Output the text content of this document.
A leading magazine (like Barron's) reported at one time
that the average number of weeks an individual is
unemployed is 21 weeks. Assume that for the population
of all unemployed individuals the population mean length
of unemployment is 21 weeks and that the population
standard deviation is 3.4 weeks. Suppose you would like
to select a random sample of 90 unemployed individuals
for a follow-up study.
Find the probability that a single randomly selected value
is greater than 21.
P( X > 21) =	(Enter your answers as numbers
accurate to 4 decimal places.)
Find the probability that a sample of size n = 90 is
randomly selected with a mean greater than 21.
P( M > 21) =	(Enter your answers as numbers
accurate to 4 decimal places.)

◆ ◆ ◆ ◆

• **Problem details**
Every line above should be written out again exactly as it stands.

• **Task answer**
Output the text content of this document.
A leading magazine (like Barron's) reported at one time
that the average number of weeks an individual is
unemployed is 21 weeks. Assume that for the population
of all unemployed individuals the population mean length
of unemployment is 21 weeks and that the population
standard deviation is 3.4 weeks. Suppose you would like
to select a random sample of 90 unemployed individuals
for a follow-up study.
Find the probability that a single randomly selected value
is greater than 21.
P( X > 21) =	(Enter your answers as numbers
accurate to 4 decimal places.)
Find the probability that a sample of size n = 90 is
randomly selected with a mean greater than 21.
P( M > 21) =	(Enter your answers as numbers
accurate to 4 decimal places.)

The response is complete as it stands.